Start of RECORDS FOR THIS EXERCISE
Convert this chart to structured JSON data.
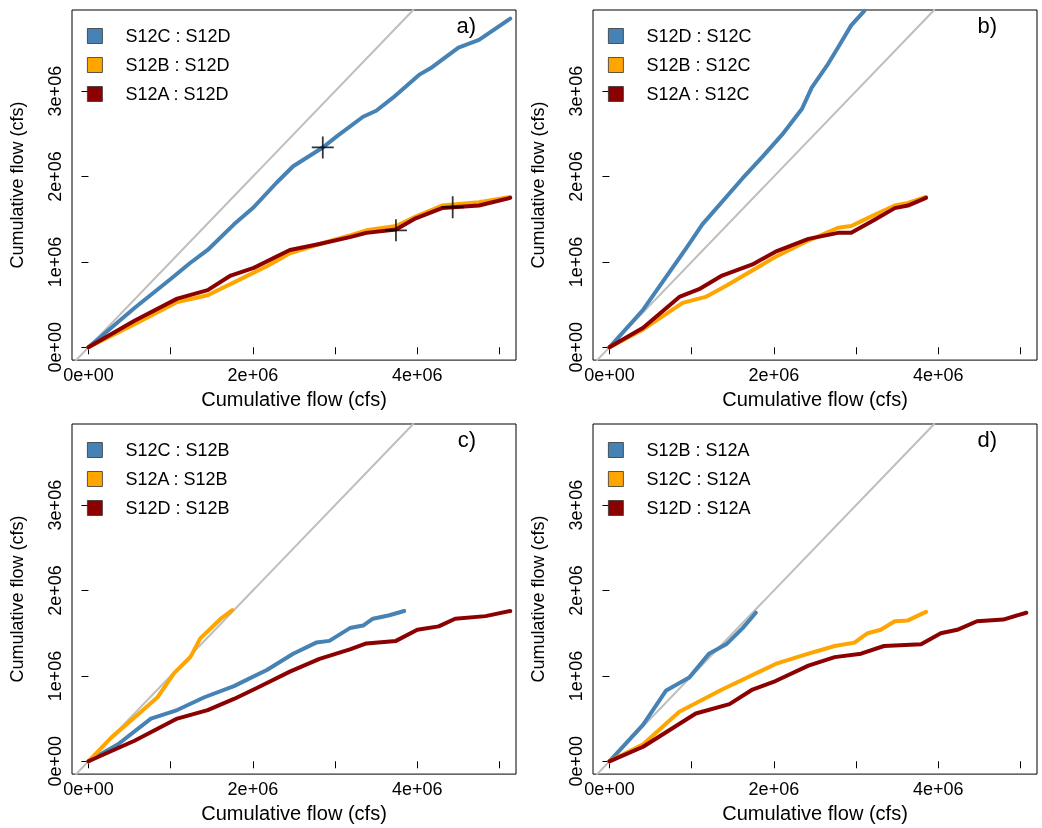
{
  "chart_data": [
    {
      "type": "line",
      "xlabel": "Cumulative flow (cfs)",
      "ylabel": "Cumulative flow (cfs)",
      "annotations": [
        "a)"
      ],
      "xlim": [
        -200000,
        5200000
      ],
      "ylim": [
        -150000,
        3950000
      ],
      "xticks": [
        {
          "value": 0,
          "label": "0e+00"
        },
        {
          "value": 1000000,
          "label": null
        },
        {
          "value": 2000000,
          "label": "2e+06"
        },
        {
          "value": 3000000,
          "label": null
        },
        {
          "value": 4000000,
          "label": "4e+06"
        },
        {
          "value": 5000000,
          "label": null
        }
      ],
      "yticks": [
        {
          "value": 0,
          "label": "0e+00"
        },
        {
          "value": 1000000,
          "label": "1e+06"
        },
        {
          "value": 2000000,
          "label": "2e+06"
        },
        {
          "value": 3000000,
          "label": "3e+06"
        }
      ],
      "legend": "top left",
      "marker": "none",
      "grid": false,
      "series": [
        {
          "color": "#bebebe",
          "x": [
            -150000,
            3950000
          ],
          "values": [
            -150000,
            3950000
          ]
        },
        {
          "name": "S12C : S12D",
          "color": "#4682b4",
          "x": [
            0,
            560000,
            1000000,
            1240000,
            1450000,
            1770000,
            2010000,
            2290000,
            2490000,
            2850000,
            3020000,
            3340000,
            3500000,
            3700000,
            4020000,
            4180000,
            4500000,
            4750000,
            5130000
          ],
          "values": [
            0,
            460000,
            800000,
            990000,
            1140000,
            1440000,
            1640000,
            1930000,
            2120000,
            2340000,
            2470000,
            2700000,
            2770000,
            2920000,
            3190000,
            3280000,
            3510000,
            3600000,
            3850000
          ]
        },
        {
          "name": "S12B : S12D",
          "color": "#ffa500",
          "x": [
            0,
            560000,
            1080000,
            1450000,
            1770000,
            2170000,
            2450000,
            2810000,
            3180000,
            3380000,
            3740000,
            3980000,
            4300000,
            4750000,
            5130000
          ],
          "values": [
            0,
            270000,
            530000,
            610000,
            760000,
            950000,
            1100000,
            1210000,
            1310000,
            1370000,
            1420000,
            1530000,
            1660000,
            1700000,
            1760000
          ]
        },
        {
          "name": "S12A : S12D",
          "color": "#8b0000",
          "x": [
            0,
            560000,
            1080000,
            1450000,
            1730000,
            2010000,
            2450000,
            2810000,
            3180000,
            3380000,
            3740000,
            3980000,
            4300000,
            4750000,
            5130000
          ],
          "values": [
            0,
            310000,
            570000,
            670000,
            840000,
            930000,
            1140000,
            1210000,
            1290000,
            1340000,
            1380000,
            1510000,
            1630000,
            1660000,
            1750000
          ]
        },
        {
          "type": "scatter",
          "marker": "cross",
          "color": "#000000",
          "x": [
            2850000,
            3740000,
            4430000
          ],
          "values": [
            2340000,
            1370000,
            1640000
          ]
        }
      ]
    },
    {
      "type": "line",
      "xlabel": "Cumulative flow (cfs)",
      "ylabel": "Cumulative flow (cfs)",
      "annotations": [
        "b)"
      ],
      "xlim": [
        -200000,
        5200000
      ],
      "ylim": [
        -150000,
        3950000
      ],
      "xticks": [
        {
          "value": 0,
          "label": "0e+00"
        },
        {
          "value": 1000000,
          "label": null
        },
        {
          "value": 2000000,
          "label": "2e+06"
        },
        {
          "value": 3000000,
          "label": null
        },
        {
          "value": 4000000,
          "label": "4e+06"
        },
        {
          "value": 5000000,
          "label": null
        }
      ],
      "yticks": [
        {
          "value": 0,
          "label": "0e+00"
        },
        {
          "value": 1000000,
          "label": "1e+06"
        },
        {
          "value": 2000000,
          "label": "2e+06"
        },
        {
          "value": 3000000,
          "label": "3e+06"
        }
      ],
      "legend": "top left",
      "marker": "none",
      "grid": false,
      "series": [
        {
          "color": "#bebebe",
          "x": [
            -150000,
            3950000
          ],
          "values": [
            -150000,
            3950000
          ]
        },
        {
          "name": "S12D : S12C",
          "color": "#4682b4",
          "x": [
            0,
            410000,
            970000,
            1130000,
            1620000,
            1860000,
            2100000,
            2340000,
            2460000,
            2660000,
            2780000,
            2940000,
            3100000
          ],
          "values": [
            0,
            440000,
            1210000,
            1440000,
            1980000,
            2230000,
            2490000,
            2790000,
            3040000,
            3320000,
            3510000,
            3770000,
            3940000
          ]
        },
        {
          "name": "S12B : S12C",
          "color": "#ffa500",
          "x": [
            0,
            410000,
            890000,
            1170000,
            1420000,
            2020000,
            2420000,
            2780000,
            2940000,
            3180000,
            3470000,
            3630000,
            3850000
          ],
          "values": [
            0,
            210000,
            520000,
            590000,
            720000,
            1060000,
            1250000,
            1400000,
            1420000,
            1530000,
            1660000,
            1690000,
            1760000
          ]
        },
        {
          "name": "S12A : S12C",
          "color": "#8b0000",
          "x": [
            0,
            410000,
            850000,
            1090000,
            1370000,
            1740000,
            2020000,
            2420000,
            2780000,
            2940000,
            3220000,
            3470000,
            3630000,
            3850000
          ],
          "values": [
            0,
            230000,
            590000,
            680000,
            840000,
            970000,
            1120000,
            1270000,
            1340000,
            1340000,
            1490000,
            1630000,
            1660000,
            1750000
          ]
        }
      ]
    },
    {
      "type": "line",
      "xlabel": "Cumulative flow (cfs)",
      "ylabel": "Cumulative flow (cfs)",
      "annotations": [
        "c)"
      ],
      "xlim": [
        -200000,
        5200000
      ],
      "ylim": [
        -150000,
        3950000
      ],
      "xticks": [
        {
          "value": 0,
          "label": "0e+00"
        },
        {
          "value": 1000000,
          "label": null
        },
        {
          "value": 2000000,
          "label": "2e+06"
        },
        {
          "value": 3000000,
          "label": null
        },
        {
          "value": 4000000,
          "label": "4e+06"
        },
        {
          "value": 5000000,
          "label": null
        }
      ],
      "yticks": [
        {
          "value": 0,
          "label": "0e+00"
        },
        {
          "value": 1000000,
          "label": "1e+06"
        },
        {
          "value": 2000000,
          "label": "2e+06"
        },
        {
          "value": 3000000,
          "label": "3e+06"
        }
      ],
      "legend": "top left",
      "marker": "none",
      "grid": false,
      "series": [
        {
          "color": "#bebebe",
          "x": [
            -150000,
            3950000
          ],
          "values": [
            -150000,
            3950000
          ]
        },
        {
          "name": "S12C : S12B",
          "color": "#4682b4",
          "x": [
            0,
            360000,
            760000,
            1080000,
            1410000,
            1770000,
            2170000,
            2490000,
            2770000,
            2930000,
            3180000,
            3340000,
            3460000,
            3660000,
            3840000
          ],
          "values": [
            0,
            200000,
            500000,
            600000,
            750000,
            880000,
            1070000,
            1260000,
            1390000,
            1410000,
            1560000,
            1590000,
            1670000,
            1710000,
            1760000
          ]
        },
        {
          "name": "S12A : S12B",
          "color": "#ffa500",
          "x": [
            0,
            280000,
            640000,
            840000,
            1040000,
            1240000,
            1360000,
            1610000,
            1750000
          ],
          "values": [
            0,
            280000,
            580000,
            750000,
            1030000,
            1220000,
            1440000,
            1670000,
            1770000
          ]
        },
        {
          "name": "S12D : S12B",
          "color": "#8b0000",
          "x": [
            0,
            560000,
            1080000,
            1450000,
            1770000,
            2010000,
            2450000,
            2810000,
            3180000,
            3380000,
            3740000,
            4000000,
            4260000,
            4460000,
            4830000,
            5130000
          ],
          "values": [
            0,
            240000,
            500000,
            600000,
            730000,
            840000,
            1050000,
            1200000,
            1310000,
            1380000,
            1410000,
            1540000,
            1580000,
            1670000,
            1700000,
            1760000
          ]
        }
      ]
    },
    {
      "type": "line",
      "xlabel": "Cumulative flow (cfs)",
      "ylabel": "Cumulative flow (cfs)",
      "annotations": [
        "d)"
      ],
      "xlim": [
        -200000,
        5200000
      ],
      "ylim": [
        -150000,
        3950000
      ],
      "xticks": [
        {
          "value": 0,
          "label": "0e+00"
        },
        {
          "value": 1000000,
          "label": null
        },
        {
          "value": 2000000,
          "label": "2e+06"
        },
        {
          "value": 3000000,
          "label": null
        },
        {
          "value": 4000000,
          "label": "4e+06"
        },
        {
          "value": 5000000,
          "label": null
        }
      ],
      "yticks": [
        {
          "value": 0,
          "label": "0e+00"
        },
        {
          "value": 1000000,
          "label": "1e+06"
        },
        {
          "value": 2000000,
          "label": "2e+06"
        },
        {
          "value": 3000000,
          "label": "3e+06"
        }
      ],
      "legend": "top left",
      "marker": "none",
      "grid": false,
      "series": [
        {
          "color": "#bebebe",
          "x": [
            -150000,
            3950000
          ],
          "values": [
            -150000,
            3950000
          ]
        },
        {
          "name": "S12B : S12A",
          "color": "#4682b4",
          "x": [
            0,
            410000,
            690000,
            970000,
            1210000,
            1420000,
            1620000,
            1780000
          ],
          "values": [
            0,
            430000,
            830000,
            980000,
            1260000,
            1370000,
            1560000,
            1740000
          ]
        },
        {
          "name": "S12C : S12A",
          "color": "#ffa500",
          "x": [
            0,
            410000,
            850000,
            1370000,
            2020000,
            2420000,
            2740000,
            2980000,
            3140000,
            3300000,
            3470000,
            3630000,
            3850000
          ],
          "values": [
            0,
            200000,
            580000,
            840000,
            1140000,
            1260000,
            1350000,
            1390000,
            1500000,
            1540000,
            1640000,
            1650000,
            1750000
          ]
        },
        {
          "name": "S12D : S12A",
          "color": "#8b0000",
          "x": [
            0,
            410000,
            1050000,
            1460000,
            1740000,
            2020000,
            2420000,
            2740000,
            3060000,
            3340000,
            3790000,
            4030000,
            4230000,
            4470000,
            4790000,
            5070000
          ],
          "values": [
            0,
            170000,
            560000,
            670000,
            840000,
            940000,
            1120000,
            1220000,
            1260000,
            1350000,
            1370000,
            1500000,
            1540000,
            1640000,
            1660000,
            1740000
          ]
        }
      ]
    }
  ]
}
End of RECORDS FOR THIS EXERCISE
- GOAL -
Determine how many lines of the listing hold the word "name" and reply with that figure alone.

- CORRECT RESULT -
12